» Exercise brief
Print out every record exactly as it appears.

» Input
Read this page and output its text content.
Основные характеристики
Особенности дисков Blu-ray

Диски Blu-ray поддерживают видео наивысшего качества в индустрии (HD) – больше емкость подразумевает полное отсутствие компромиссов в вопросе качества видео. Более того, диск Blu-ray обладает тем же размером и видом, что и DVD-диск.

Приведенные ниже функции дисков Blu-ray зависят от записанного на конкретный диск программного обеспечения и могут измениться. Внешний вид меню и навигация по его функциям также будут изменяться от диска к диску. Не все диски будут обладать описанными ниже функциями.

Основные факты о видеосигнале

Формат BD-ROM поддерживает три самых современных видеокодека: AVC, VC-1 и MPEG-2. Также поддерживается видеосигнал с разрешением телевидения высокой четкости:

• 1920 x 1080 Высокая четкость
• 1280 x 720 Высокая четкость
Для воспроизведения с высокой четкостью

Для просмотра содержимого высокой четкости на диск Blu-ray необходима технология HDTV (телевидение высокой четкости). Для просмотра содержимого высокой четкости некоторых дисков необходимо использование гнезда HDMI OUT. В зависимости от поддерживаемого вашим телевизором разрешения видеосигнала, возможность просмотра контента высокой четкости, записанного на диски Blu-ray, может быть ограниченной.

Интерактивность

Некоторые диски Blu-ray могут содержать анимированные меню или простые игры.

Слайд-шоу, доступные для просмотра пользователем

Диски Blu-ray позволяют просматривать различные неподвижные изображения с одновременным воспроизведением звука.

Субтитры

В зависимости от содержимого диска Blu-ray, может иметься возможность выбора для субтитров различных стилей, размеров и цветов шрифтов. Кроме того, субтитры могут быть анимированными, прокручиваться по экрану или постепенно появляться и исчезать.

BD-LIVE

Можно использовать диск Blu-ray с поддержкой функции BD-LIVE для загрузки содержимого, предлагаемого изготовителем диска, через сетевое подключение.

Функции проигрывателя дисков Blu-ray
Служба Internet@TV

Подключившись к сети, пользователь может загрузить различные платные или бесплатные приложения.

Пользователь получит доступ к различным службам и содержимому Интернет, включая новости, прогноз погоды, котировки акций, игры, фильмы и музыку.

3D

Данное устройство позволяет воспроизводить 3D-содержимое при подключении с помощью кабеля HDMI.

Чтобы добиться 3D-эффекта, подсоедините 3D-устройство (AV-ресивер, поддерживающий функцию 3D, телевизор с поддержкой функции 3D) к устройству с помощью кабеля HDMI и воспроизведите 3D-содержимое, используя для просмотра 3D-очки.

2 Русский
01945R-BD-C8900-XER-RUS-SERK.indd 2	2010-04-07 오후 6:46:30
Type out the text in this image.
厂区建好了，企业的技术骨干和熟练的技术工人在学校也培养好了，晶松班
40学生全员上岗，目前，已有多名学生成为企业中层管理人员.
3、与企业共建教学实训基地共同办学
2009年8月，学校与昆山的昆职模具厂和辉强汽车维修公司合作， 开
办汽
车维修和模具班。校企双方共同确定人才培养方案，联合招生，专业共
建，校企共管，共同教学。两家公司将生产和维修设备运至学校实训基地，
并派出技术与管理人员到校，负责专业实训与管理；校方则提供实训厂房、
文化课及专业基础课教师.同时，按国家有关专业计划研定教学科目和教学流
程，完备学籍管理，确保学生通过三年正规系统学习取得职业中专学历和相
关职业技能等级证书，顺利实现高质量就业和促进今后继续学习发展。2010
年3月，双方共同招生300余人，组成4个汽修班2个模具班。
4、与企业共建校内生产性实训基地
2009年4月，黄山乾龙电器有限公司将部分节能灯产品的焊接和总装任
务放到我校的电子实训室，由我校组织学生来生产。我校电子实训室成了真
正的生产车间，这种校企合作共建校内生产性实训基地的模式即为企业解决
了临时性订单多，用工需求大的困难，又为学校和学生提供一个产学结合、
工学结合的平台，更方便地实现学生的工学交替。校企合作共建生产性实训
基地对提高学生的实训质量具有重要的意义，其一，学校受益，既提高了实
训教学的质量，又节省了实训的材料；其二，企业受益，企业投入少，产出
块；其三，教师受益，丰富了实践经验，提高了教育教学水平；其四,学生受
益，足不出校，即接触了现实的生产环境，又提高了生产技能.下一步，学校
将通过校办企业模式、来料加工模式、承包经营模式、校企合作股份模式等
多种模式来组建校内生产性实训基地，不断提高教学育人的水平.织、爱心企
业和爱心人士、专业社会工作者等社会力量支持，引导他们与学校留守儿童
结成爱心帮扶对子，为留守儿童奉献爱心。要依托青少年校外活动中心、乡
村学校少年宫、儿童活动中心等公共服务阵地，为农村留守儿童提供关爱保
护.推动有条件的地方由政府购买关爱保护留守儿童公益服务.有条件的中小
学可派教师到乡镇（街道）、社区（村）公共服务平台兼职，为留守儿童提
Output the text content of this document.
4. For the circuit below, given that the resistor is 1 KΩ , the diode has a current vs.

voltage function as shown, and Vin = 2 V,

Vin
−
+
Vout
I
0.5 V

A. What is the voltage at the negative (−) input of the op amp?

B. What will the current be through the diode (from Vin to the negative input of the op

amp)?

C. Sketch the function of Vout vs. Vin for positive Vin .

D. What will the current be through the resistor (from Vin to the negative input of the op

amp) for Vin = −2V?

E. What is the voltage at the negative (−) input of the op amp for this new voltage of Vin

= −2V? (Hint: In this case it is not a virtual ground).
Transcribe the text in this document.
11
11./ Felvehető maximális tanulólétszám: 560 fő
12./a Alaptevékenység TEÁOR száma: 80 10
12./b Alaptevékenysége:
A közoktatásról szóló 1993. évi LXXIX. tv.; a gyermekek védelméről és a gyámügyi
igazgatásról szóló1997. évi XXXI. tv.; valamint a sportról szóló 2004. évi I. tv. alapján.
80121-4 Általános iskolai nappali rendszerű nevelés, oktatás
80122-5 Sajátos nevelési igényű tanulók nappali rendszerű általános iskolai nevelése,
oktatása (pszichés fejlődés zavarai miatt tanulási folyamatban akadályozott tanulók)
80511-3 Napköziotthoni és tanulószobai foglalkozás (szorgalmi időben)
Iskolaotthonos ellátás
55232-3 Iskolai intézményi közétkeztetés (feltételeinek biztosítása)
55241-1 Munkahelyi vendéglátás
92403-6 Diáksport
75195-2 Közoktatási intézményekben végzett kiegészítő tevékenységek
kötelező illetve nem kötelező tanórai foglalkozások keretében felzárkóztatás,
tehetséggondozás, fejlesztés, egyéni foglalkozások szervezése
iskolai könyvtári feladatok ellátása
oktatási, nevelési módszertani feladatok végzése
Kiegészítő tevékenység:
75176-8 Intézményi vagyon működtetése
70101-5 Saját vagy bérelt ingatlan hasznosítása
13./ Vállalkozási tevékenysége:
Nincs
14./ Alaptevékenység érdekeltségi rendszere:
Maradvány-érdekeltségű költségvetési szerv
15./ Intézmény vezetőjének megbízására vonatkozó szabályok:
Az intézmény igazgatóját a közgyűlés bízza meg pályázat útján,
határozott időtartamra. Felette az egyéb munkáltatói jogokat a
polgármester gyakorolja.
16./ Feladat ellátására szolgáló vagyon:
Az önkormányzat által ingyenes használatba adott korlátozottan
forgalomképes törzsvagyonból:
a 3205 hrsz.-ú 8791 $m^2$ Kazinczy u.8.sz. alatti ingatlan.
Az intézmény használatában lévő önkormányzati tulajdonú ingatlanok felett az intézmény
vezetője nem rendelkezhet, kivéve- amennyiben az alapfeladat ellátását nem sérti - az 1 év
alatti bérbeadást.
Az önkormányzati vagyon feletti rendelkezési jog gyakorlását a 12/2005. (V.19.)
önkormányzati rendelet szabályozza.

» Completed task
Read this page and output its text content.
Основные характеристики
Особенности дисков Blu-ray

Диски Blu-ray поддерживают видео наивысшего качества в индустрии (HD) – больше емкость подразумевает полное отсутствие компромиссов в вопросе качества видео. Более того, диск Blu-ray обладает тем же размером и видом, что и DVD-диск.

Приведенные ниже функции дисков Blu-ray зависят от записанного на конкретный диск программного обеспечения и могут измениться. Внешний вид меню и навигация по его функциям также будут изменяться от диска к диску. Не все диски будут обладать описанными ниже функциями.

Основные факты о видеосигнале

Формат BD-ROM поддерживает три самых современных видеокодека: AVC, VC-1 и MPEG-2. Также поддерживается видеосигнал с разрешением телевидения высокой четкости:

• 1920 x 1080 Высокая четкость
• 1280 x 720 Высокая четкость
Для воспроизведения с высокой четкостью

Для просмотра содержимого высокой четкости на диск Blu-ray необходима технология HDTV (телевидение высокой четкости). Для просмотра содержимого высокой четкости некоторых дисков необходимо использование гнезда HDMI OUT. В зависимости от поддерживаемого вашим телевизором разрешения видеосигнала, возможность просмотра контента высокой четкости, записанного на диски Blu-ray, может быть ограниченной.

Интерактивность

Некоторые диски Blu-ray могут содержать анимированные меню или простые игры.

Слайд-шоу, доступные для просмотра пользователем

Диски Blu-ray позволяют просматривать различные неподвижные изображения с одновременным воспроизведением звука.

Субтитры

В зависимости от содержимого диска Blu-ray, может иметься возможность выбора для субтитров различных стилей, размеров и цветов шрифтов. Кроме того, субтитры могут быть анимированными, прокручиваться по экрану или постепенно появляться и исчезать.

BD-LIVE

Можно использовать диск Blu-ray с поддержкой функции BD-LIVE для загрузки содержимого, предлагаемого изготовителем диска, через сетевое подключение.

Функции проигрывателя дисков Blu-ray
Служба Internet@TV

Подключившись к сети, пользователь может загрузить различные платные или бесплатные приложения.

Пользователь получит доступ к различным службам и содержимому Интернет, включая новости, прогноз погоды, котировки акций, игры, фильмы и музыку.

3D

Данное устройство позволяет воспроизводить 3D-содержимое при подключении с помощью кабеля HDMI.

Чтобы добиться 3D-эффекта, подсоедините 3D-устройство (AV-ресивер, поддерживающий функцию 3D, телевизор с поддержкой функции 3D) к устройству с помощью кабеля HDMI и воспроизведите 3D-содержимое, используя для просмотра 3D-очки.

2 Русский
01945R-BD-C8900-XER-RUS-SERK.indd 2	2010-04-07 오후 6:46:30
Type out the text in this image.
厂区建好了，企业的技术骨干和熟练的技术工人在学校也培养好了，晶松班
40学生全员上岗，目前，已有多名学生成为企业中层管理人员.
3、与企业共建教学实训基地共同办学
2009年8月，学校与昆山的昆职模具厂和辉强汽车维修公司合作， 开
办汽
车维修和模具班。校企双方共同确定人才培养方案，联合招生，专业共
建，校企共管，共同教学。两家公司将生产和维修设备运至学校实训基地，
并派出技术与管理人员到校，负责专业实训与管理；校方则提供实训厂房、
文化课及专业基础课教师.同时，按国家有关专业计划研定教学科目和教学流
程，完备学籍管理，确保学生通过三年正规系统学习取得职业中专学历和相
关职业技能等级证书，顺利实现高质量就业和促进今后继续学习发展。2010
年3月，双方共同招生300余人，组成4个汽修班2个模具班。
4、与企业共建校内生产性实训基地
2009年4月，黄山乾龙电器有限公司将部分节能灯产品的焊接和总装任
务放到我校的电子实训室，由我校组织学生来生产。我校电子实训室成了真
正的生产车间，这种校企合作共建校内生产性实训基地的模式即为企业解决
了临时性订单多，用工需求大的困难，又为学校和学生提供一个产学结合、
工学结合的平台，更方便地实现学生的工学交替。校企合作共建生产性实训
基地对提高学生的实训质量具有重要的意义，其一，学校受益，既提高了实
训教学的质量，又节省了实训的材料；其二，企业受益，企业投入少，产出
块；其三，教师受益，丰富了实践经验，提高了教育教学水平；其四,学生受
益，足不出校，即接触了现实的生产环境，又提高了生产技能.下一步，学校
将通过校办企业模式、来料加工模式、承包经营模式、校企合作股份模式等
多种模式来组建校内生产性实训基地，不断提高教学育人的水平.织、爱心企
业和爱心人士、专业社会工作者等社会力量支持，引导他们与学校留守儿童
结成爱心帮扶对子，为留守儿童奉献爱心。要依托青少年校外活动中心、乡
村学校少年宫、儿童活动中心等公共服务阵地，为农村留守儿童提供关爱保
护.推动有条件的地方由政府购买关爱保护留守儿童公益服务.有条件的中小
学可派教师到乡镇（街道）、社区（村）公共服务平台兼职，为留守儿童提
Output the text content of this document.
4. For the circuit below, given that the resistor is 1 KΩ , the diode has a current vs.

voltage function as shown, and Vin = 2 V,

Vin
−
+
Vout
I
0.5 V

A. What is the voltage at the negative (−) input of the op amp?

B. What will the current be through the diode (from Vin to the negative input of the op

amp)?

C. Sketch the function of Vout vs. Vin for positive Vin .

D. What will the current be through the resistor (from Vin to the negative input of the op

amp) for Vin = −2V?

E. What is the voltage at the negative (−) input of the op amp for this new voltage of Vin

= −2V? (Hint: In this case it is not a virtual ground).
Transcribe the text in this document.
11
11./ Felvehető maximális tanulólétszám: 560 fő
12./a Alaptevékenység TEÁOR száma: 80 10
12./b Alaptevékenysége:
A közoktatásról szóló 1993. évi LXXIX. tv.; a gyermekek védelméről és a gyámügyi
igazgatásról szóló1997. évi XXXI. tv.; valamint a sportról szóló 2004. évi I. tv. alapján.
80121-4 Általános iskolai nappali rendszerű nevelés, oktatás
80122-5 Sajátos nevelési igényű tanulók nappali rendszerű általános iskolai nevelése,
oktatása (pszichés fejlődés zavarai miatt tanulási folyamatban akadályozott tanulók)
80511-3 Napköziotthoni és tanulószobai foglalkozás (szorgalmi időben)
Iskolaotthonos ellátás
55232-3 Iskolai intézményi közétkeztetés (feltételeinek biztosítása)
55241-1 Munkahelyi vendéglátás
92403-6 Diáksport
75195-2 Közoktatási intézményekben végzett kiegészítő tevékenységek
kötelező illetve nem kötelező tanórai foglalkozások keretében felzárkóztatás,
tehetséggondozás, fejlesztés, egyéni foglalkozások szervezése
iskolai könyvtári feladatok ellátása
oktatási, nevelési módszertani feladatok végzése
Kiegészítő tevékenység:
75176-8 Intézményi vagyon működtetése
70101-5 Saját vagy bérelt ingatlan hasznosítása
13./ Vállalkozási tevékenysége:
Nincs
14./ Alaptevékenység érdekeltségi rendszere:
Maradvány-érdekeltségű költségvetési szerv
15./ Intézmény vezetőjének megbízására vonatkozó szabályok:
Az intézmény igazgatóját a közgyűlés bízza meg pályázat útján,
határozott időtartamra. Felette az egyéb munkáltatói jogokat a
polgármester gyakorolja.
16./ Feladat ellátására szolgáló vagyon:
Az önkormányzat által ingyenes használatba adott korlátozottan
forgalomképes törzsvagyonból:
a 3205 hrsz.-ú 8791 $m^2$ Kazinczy u.8.sz. alatti ingatlan.
Az intézmény használatában lévő önkormányzati tulajdonú ingatlanok felett az intézmény
vezetője nem rendelkezhet, kivéve- amennyiben az alapfeladat ellátását nem sérti - az 1 év
alatti bérbeadást.
Az önkormányzati vagyon feletti rendelkezési jog gyakorlását a 12/2005. (V.19.)
önkormányzati rendelet szabályozza.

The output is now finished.